==== Te lezen tekst ====

Sterven om vrucht te dragen (Joh.12:20-33)

Gepubliceerd op 11 september 2021 om 13:15

In het gedeelte van Johannes 12:20-33 (debijbel.nl) zien we dat Jezus vooruitwijst naar zijn sterven en opstanding, en Hij doet dit in antwoord op de vraag van de Grieken die Jezus willen ontmoeten.  Deze Grieken waren de zogenaamde godvrezenden. Dat wil zeggen: niet-joden, heidenen, die ondanks het feit dat ze niet bij het volk van God hoorden, toch  de God van Israël vereerden. Johannes schrijft hier over deze Grieken, dat zij voor het Pesachfeest naar Jeruzalem waren opgegaan om God te aanbidden.  En dat doet hij niet voor niets. Want ook dit opgaan van de Grieken naar Jeruzalem is een heenwijzing naar de tijd dat eenmaal alle volken zullen opgaan naar Jeruzalem, om God als Koning te aanbidden.

====

Verplichte opdrachten -
**A.** Neem uit de tekst over Johannes 12:20-33 letterlijk het gedeelte over dat begint bij "Sterven om vrucht" en doorloopt tot en met "Koning te aanbidden.".
**B.** Vat de tekst over Johannes 12:20-33 samen in twee zinnen.
**C.** Geef het vervolg van de tekst over Johannes 12:20-33, te beginnen na de laatste zin die er staat.

==== Gegevensdeel ====

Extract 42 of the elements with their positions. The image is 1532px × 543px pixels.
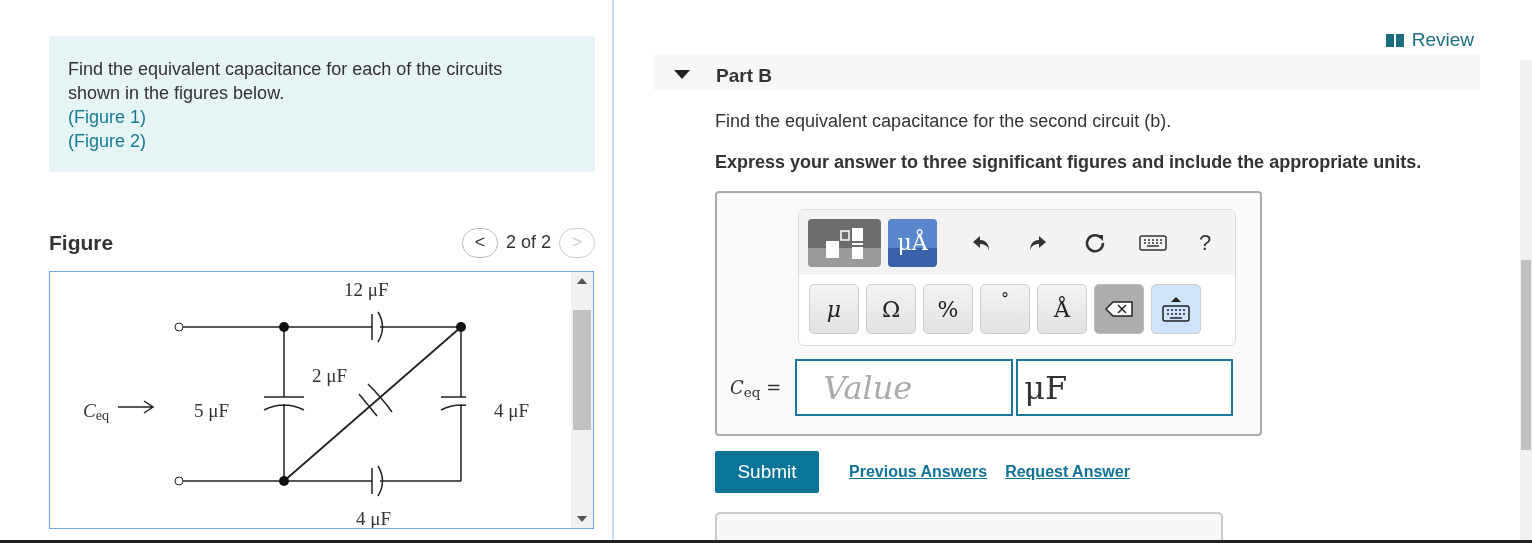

====

Resultaten -
**A.**
Sterven om vrucht te dragen (Joh.12:20-33)

Gepubliceerd op 11 september 2021 om 13:15

In het gedeelte van Johannes 12:20-33 (debijbel.nl) zien we dat Jezus vooruitwijst naar zijn sterven en opstanding, en Hij doet dit in antwoord op de vraag van de Grieken die Jezus willen ontmoeten.  Deze Grieken waren de zogenaamde godvrezenden. Dat wil zeggen: niet-joden, heidenen, die ondanks het feit dat ze niet bij het volk van God hoorden, toch  de God van Israël vereerden. Johannes schrijft hier over deze Grieken, dat zij voor het Pesachfeest naar Jeruzalem waren opgegaan om God te aanbidden.  En dat doet hij niet voor niets. Want ook dit opgaan van de Grieken naar Jeruzalem is een heenwijzing naar de tijd dat eenmaal alle volken zullen opgaan naar Jeruzalem, om God als Koning te aanbidden.

**B.** In Johannes 12:20-33 wijst Jezus vooruit naar zijn sterven en opstanding, in antwoord op de vraag van Grieken die Hem willen ontmoeten. Deze Grieken waren godvrezende niet-joden die voor het Pesachfeest naar Jeruzalem gingen om God te aanbidden, wat heenwijst naar de tijd dat alle volken daarheen zullen opgaan om God als Koning te aanbidden.

**C.**
De tijd die aanbreekt wanneer God zijn relatie met zijn volk Israël herstellen, een nieuw verbond zal sluiten, zoals dit beschreven wordt door de profeet Jeremia (Jeremia 31:31-34). Dan zal het volk een verlost en bevrijd volk zijn. Gods wet zal in hun hart zijn, en, zo wordt het nadrukkelijk gezegd: Zij zullen de Here kennen. Jeruzalem zal de Heilige stad zijn waarnaar de volkeren zullen optrekken. Omdat het Gods stad is geworden. Zijn woonplaats.  Met andere woorden: de tijd waarin God een nieuw verbond zal sluiten met zijn volk, zal een tijd van glorie en heerlijkheid zijn. Niet alleen voor het volk Israël. Maar voor alle volken van de aarde.

Over deze heerlijkheid die zal komen. Over deze mooie tijd van vrede voor alle volken, heeft Jezus het wanneer Hij zegt dat de graankorrel veel vrucht voortbrengt, wanneer zij in de aarde valt en sterft. Want het heil en de bevrijding van alle volken, is namelijk de overvloedige vrucht op Jezus' komst als Messias voor Israël.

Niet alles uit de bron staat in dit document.